* Problem
Pull every line holding the string "content" from the records below.

* Data entries
** START **

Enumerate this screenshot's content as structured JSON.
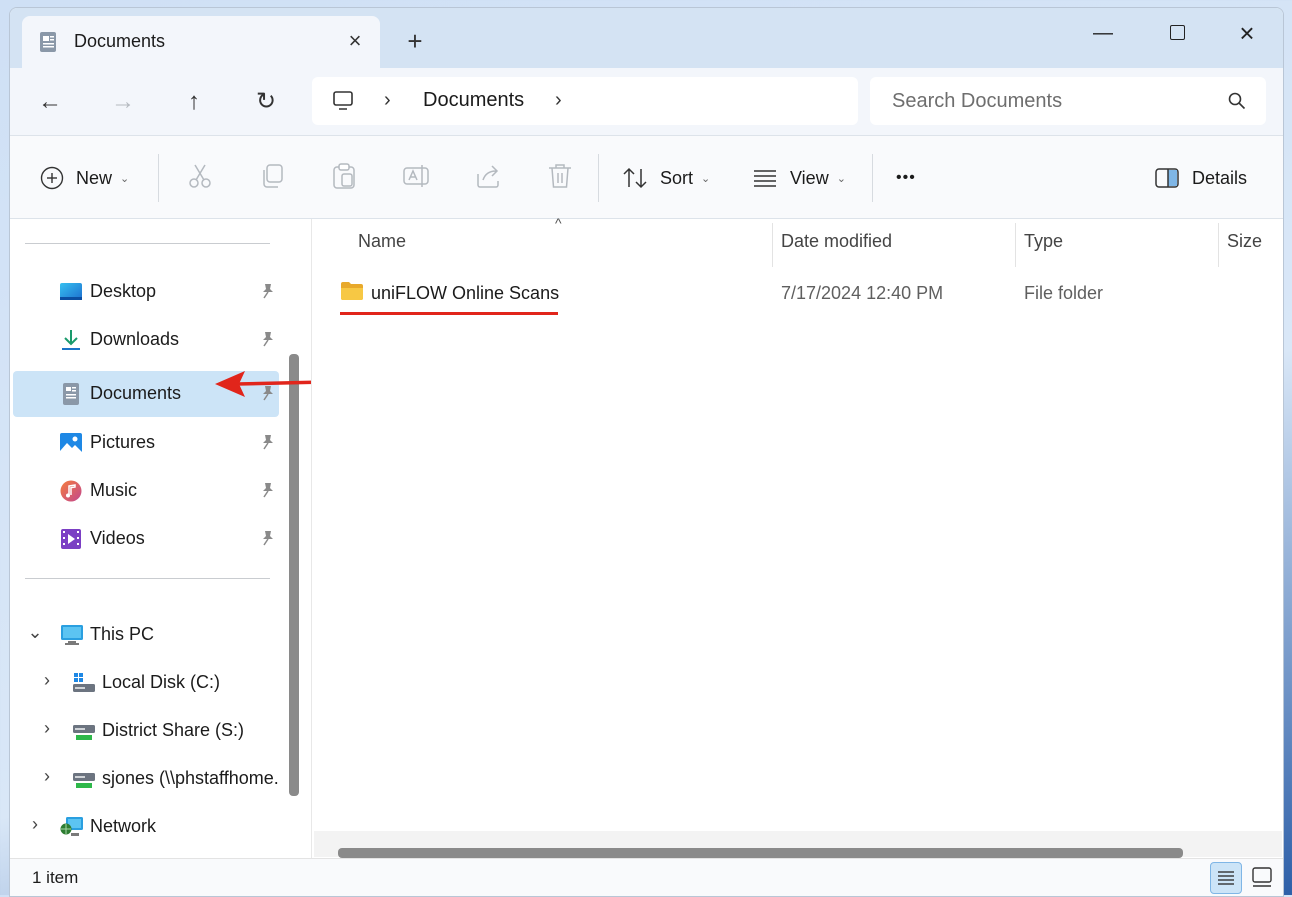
{
  "window": {
    "tab_title": "Documents",
    "tab_close": "×",
    "new_tab": "+",
    "minimize": "—",
    "close": "×"
  },
  "nav": {
    "back": "←",
    "forward": "→",
    "up": "↑",
    "refresh": "↻",
    "address": {
      "chevron": "›",
      "segment": "Documents"
    },
    "search": {
      "placeholder": "Search Documents"
    }
  },
  "commands": {
    "new_label": "New",
    "sort_label": "Sort",
    "view_label": "View",
    "more_label": "•••",
    "details_label": "Details",
    "dropdown": "⌄"
  },
  "sidebar": {
    "quick_access": [
      {
        "label": "Desktop",
        "icon": "desktop-icon",
        "pinned": true
      },
      {
        "label": "Downloads",
        "icon": "download-icon",
        "pinned": true
      },
      {
        "label": "Documents",
        "icon": "documents-icon",
        "pinned": true,
        "selected": true
      },
      {
        "label": "Pictures",
        "icon": "pictures-icon",
        "pinned": true
      },
      {
        "label": "Music",
        "icon": "music-icon",
        "pinned": true
      },
      {
        "label": "Videos",
        "icon": "videos-icon",
        "pinned": true
      }
    ],
    "tree": [
      {
        "label": "This PC",
        "icon": "pc-icon",
        "expanded": true
      },
      {
        "label": "Local Disk (C:)",
        "icon": "drive-icon",
        "expanded": false
      },
      {
        "label": "District Share (S:)",
        "icon": "network-drive-icon",
        "expanded": false
      },
      {
        "label": "sjones (\\\\phstaffhome.",
        "icon": "network-drive-icon",
        "expanded": false
      },
      {
        "label": "Network",
        "icon": "network-icon",
        "expanded": false
      }
    ]
  },
  "columns": {
    "name": "Name",
    "date_modified": "Date modified",
    "type": "Type",
    "size": "Size",
    "sort_caret": "^"
  },
  "files": [
    {
      "name": "uniFLOW Online Scans",
      "date_modified": "7/17/2024 12:40 PM",
      "type": "File folder"
    }
  ],
  "status": {
    "item_count": "1 item"
  },
  "colors": {
    "accent": "#0067c0",
    "selection": "#cce4f7",
    "annotation_red": "#e1251b",
    "folder_yellow": "#f7c844"
  }
}
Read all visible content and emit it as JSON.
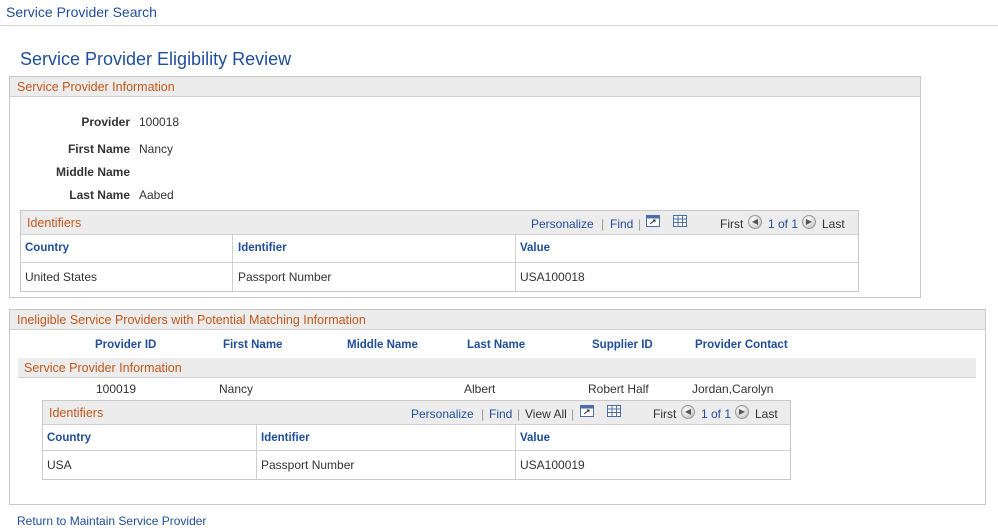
{
  "header": {
    "breadcrumb": "Service Provider Search"
  },
  "page": {
    "title": "Service Provider Eligibility Review"
  },
  "provider_info": {
    "section_title": "Service Provider Information",
    "fields": [
      {
        "label": "Provider",
        "value": "100018"
      },
      {
        "label": "First Name",
        "value": "Nancy"
      },
      {
        "label": "Middle Name",
        "value": ""
      },
      {
        "label": "Last Name",
        "value": "Aabed"
      }
    ],
    "identifiers": {
      "title": "Identifiers",
      "personalize": "Personalize",
      "find": "Find",
      "first": "First",
      "range": "1 of 1",
      "last": "Last",
      "columns": [
        "Country",
        "Identifier",
        "Value"
      ],
      "rows": [
        [
          "United States",
          "Passport Number",
          "USA100018"
        ]
      ]
    }
  },
  "ineligible": {
    "section_title": "Ineligible Service Providers with Potential Matching Information",
    "columns": [
      "Provider ID",
      "First Name",
      "Middle Name",
      "Last Name",
      "Supplier ID",
      "Provider Contact"
    ],
    "sub_title": "Service Provider Information",
    "row": {
      "provider_id": "100019",
      "first_name": "Nancy",
      "middle_name": "",
      "last_name": "Albert",
      "supplier_id": "Robert Half",
      "provider_contact": "Jordan,Carolyn"
    },
    "identifiers": {
      "title": "Identifiers",
      "personalize": "Personalize",
      "find": "Find",
      "view_all": "View All",
      "first": "First",
      "range": "1 of 1",
      "last": "Last",
      "columns": [
        "Country",
        "Identifier",
        "Value"
      ],
      "rows": [
        [
          "USA",
          "Passport Number",
          "USA100019"
        ]
      ]
    }
  },
  "footer": {
    "return_link": "Return to Maintain Service Provider"
  },
  "icons": {
    "zoom": "zoom-grid-icon",
    "download": "download-spreadsheet-icon",
    "prev": "previous-arrow-icon",
    "next": "next-arrow-icon"
  }
}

** END **

* The answer
Enumerate this screenshot's content as structured JSON.
Read all visible content and emit it as JSON.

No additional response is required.